> _TASK DIRECTIONS_: Your task is to print every entry below exactly as given.

> _Data records_:
[start]
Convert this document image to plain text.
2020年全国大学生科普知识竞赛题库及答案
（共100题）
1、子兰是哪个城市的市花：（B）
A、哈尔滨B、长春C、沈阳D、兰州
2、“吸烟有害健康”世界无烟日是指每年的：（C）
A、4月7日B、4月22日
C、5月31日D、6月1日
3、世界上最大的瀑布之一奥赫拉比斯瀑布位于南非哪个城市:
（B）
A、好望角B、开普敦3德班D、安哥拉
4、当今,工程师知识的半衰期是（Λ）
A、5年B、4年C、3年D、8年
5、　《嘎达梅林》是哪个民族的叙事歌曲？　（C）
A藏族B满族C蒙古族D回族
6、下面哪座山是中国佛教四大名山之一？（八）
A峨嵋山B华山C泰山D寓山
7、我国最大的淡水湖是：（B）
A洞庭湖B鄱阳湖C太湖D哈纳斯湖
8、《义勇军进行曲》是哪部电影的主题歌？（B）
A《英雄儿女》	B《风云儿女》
[end]
> _RESULT BELOW_:
Convert this document image to plain text.
2020年全国大学生科普知识竞赛题库及答案
（共100题）
1、子兰是哪个城市的市花：（B）
A、哈尔滨B、长春C、沈阳D、兰州
2、“吸烟有害健康”世界无烟日是指每年的：（C）
A、4月7日B、4月22日
C、5月31日D、6月1日
3、世界上最大的瀑布之一奥赫拉比斯瀑布位于南非哪个城市:
（B）
A、好望角B、开普敦3德班D、安哥拉
4、当今,工程师知识的半衰期是（Λ）
A、5年B、4年C、3年D、8年
5、　《嘎达梅林》是哪个民族的叙事歌曲？　（C）
A藏族B满族C蒙古族D回族
6、下面哪座山是中国佛教四大名山之一？（八）
A峨嵋山B华山C泰山D寓山
7、我国最大的淡水湖是：（B）
A洞庭湖B鄱阳湖C太湖D哈纳斯湖
8、《义勇军进行曲》是哪部电影的主题歌？（B）
A《英雄儿女》	B《风云儿女》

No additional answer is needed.